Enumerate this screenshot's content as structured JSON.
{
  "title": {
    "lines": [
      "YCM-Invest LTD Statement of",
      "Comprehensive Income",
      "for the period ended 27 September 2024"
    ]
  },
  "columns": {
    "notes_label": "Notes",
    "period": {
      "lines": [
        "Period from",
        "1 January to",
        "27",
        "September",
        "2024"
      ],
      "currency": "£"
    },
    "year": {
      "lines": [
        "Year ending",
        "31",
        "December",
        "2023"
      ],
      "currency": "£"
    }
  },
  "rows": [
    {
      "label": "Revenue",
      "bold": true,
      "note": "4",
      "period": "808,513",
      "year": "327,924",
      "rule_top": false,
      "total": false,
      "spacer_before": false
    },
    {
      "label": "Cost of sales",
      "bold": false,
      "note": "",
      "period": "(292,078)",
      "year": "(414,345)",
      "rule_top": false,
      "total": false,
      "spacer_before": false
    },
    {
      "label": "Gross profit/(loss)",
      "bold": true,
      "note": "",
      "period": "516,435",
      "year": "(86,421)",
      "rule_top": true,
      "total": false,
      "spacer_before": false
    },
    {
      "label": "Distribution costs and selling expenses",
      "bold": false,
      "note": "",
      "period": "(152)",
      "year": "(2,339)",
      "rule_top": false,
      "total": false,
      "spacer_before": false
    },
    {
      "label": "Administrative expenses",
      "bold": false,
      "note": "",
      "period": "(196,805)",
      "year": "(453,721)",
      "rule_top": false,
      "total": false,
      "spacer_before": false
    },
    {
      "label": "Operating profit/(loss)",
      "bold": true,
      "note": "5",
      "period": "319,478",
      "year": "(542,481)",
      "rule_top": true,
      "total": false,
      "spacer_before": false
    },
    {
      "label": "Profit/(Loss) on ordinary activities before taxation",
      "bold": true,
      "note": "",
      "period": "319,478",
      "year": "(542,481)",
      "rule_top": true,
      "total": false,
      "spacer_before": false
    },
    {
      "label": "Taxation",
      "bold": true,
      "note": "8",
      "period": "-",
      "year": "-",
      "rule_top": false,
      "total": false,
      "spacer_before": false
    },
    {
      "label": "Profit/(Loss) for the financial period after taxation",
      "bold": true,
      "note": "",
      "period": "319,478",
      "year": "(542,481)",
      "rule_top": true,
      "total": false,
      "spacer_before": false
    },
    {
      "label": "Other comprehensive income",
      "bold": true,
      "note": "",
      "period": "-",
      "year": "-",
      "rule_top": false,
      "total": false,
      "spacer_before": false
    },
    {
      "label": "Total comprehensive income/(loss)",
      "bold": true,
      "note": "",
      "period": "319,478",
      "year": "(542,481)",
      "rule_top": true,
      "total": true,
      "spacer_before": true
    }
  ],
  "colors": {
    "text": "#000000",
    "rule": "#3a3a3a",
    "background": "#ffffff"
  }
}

* * *

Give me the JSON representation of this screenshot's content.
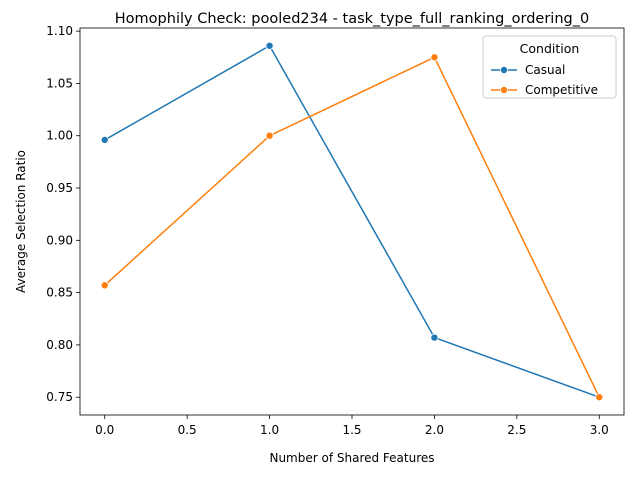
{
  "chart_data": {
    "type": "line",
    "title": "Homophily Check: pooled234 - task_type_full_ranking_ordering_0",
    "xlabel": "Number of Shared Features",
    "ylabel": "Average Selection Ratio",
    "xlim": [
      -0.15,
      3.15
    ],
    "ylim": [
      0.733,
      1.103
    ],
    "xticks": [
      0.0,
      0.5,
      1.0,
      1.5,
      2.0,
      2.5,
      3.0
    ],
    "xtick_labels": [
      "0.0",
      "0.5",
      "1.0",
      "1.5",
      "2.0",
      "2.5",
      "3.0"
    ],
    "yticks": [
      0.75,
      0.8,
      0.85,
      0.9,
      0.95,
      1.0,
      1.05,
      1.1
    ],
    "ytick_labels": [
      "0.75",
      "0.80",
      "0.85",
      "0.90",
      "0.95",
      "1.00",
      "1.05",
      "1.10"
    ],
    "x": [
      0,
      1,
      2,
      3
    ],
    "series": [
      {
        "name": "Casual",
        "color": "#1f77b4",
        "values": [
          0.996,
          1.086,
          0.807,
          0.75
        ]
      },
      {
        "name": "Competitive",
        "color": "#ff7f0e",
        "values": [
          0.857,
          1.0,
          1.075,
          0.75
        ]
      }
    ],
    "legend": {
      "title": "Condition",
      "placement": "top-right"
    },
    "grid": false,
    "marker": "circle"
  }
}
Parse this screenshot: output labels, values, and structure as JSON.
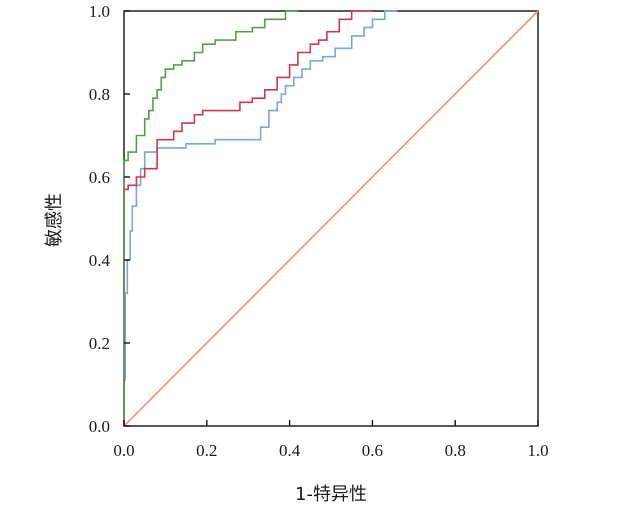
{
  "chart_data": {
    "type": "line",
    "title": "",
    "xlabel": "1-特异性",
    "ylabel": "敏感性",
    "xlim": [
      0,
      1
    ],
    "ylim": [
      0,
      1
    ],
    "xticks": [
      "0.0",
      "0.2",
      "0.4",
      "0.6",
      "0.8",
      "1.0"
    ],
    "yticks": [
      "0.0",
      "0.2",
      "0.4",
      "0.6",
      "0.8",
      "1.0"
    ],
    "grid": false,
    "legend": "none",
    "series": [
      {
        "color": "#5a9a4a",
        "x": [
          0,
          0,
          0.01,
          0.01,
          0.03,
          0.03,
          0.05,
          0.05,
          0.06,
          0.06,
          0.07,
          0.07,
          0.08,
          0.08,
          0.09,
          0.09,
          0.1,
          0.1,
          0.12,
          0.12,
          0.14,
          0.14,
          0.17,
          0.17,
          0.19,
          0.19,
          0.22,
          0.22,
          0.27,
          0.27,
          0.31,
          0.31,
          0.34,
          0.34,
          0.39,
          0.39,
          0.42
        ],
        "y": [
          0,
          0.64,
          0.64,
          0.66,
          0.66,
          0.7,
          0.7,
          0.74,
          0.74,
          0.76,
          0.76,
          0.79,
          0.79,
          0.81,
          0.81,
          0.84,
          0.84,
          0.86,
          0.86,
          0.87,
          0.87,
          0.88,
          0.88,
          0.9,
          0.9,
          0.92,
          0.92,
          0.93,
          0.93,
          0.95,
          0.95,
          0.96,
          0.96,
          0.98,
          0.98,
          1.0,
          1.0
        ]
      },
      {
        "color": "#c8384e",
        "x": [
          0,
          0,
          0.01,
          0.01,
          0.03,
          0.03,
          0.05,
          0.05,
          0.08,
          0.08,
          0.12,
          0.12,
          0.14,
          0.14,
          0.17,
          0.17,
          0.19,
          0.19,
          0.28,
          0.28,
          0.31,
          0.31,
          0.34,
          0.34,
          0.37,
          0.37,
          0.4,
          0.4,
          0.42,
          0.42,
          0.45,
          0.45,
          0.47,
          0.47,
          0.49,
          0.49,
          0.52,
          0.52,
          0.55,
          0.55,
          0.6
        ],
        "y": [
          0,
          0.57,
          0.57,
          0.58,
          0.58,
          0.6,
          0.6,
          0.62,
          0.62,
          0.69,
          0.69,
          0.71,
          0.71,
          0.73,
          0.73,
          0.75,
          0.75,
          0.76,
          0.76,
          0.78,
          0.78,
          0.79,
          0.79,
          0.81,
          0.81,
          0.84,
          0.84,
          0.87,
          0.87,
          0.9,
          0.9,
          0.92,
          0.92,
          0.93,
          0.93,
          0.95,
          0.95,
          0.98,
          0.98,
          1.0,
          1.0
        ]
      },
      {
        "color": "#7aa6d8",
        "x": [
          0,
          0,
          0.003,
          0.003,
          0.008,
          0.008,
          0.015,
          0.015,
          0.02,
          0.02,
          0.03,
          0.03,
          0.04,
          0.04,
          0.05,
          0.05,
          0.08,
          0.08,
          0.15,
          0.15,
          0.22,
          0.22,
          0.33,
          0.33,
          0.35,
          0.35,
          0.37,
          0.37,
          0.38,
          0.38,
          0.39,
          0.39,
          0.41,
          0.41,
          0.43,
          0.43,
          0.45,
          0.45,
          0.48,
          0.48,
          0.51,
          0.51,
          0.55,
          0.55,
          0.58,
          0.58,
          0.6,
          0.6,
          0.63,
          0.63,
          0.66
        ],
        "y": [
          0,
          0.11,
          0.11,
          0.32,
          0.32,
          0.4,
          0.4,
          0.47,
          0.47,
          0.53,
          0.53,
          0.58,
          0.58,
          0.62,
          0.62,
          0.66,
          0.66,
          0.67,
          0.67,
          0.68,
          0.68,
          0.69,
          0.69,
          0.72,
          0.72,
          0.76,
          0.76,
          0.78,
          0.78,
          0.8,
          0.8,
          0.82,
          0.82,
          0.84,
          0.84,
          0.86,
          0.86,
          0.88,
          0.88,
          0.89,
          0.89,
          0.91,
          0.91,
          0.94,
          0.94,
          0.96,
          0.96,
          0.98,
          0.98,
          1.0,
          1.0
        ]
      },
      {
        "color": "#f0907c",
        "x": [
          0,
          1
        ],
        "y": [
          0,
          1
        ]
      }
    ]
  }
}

• WHAT TO PRODUCE
Each line above that includes "expenses" counts once; state the total and nothing more.

• SOLUTION TO THE EXERCISE
2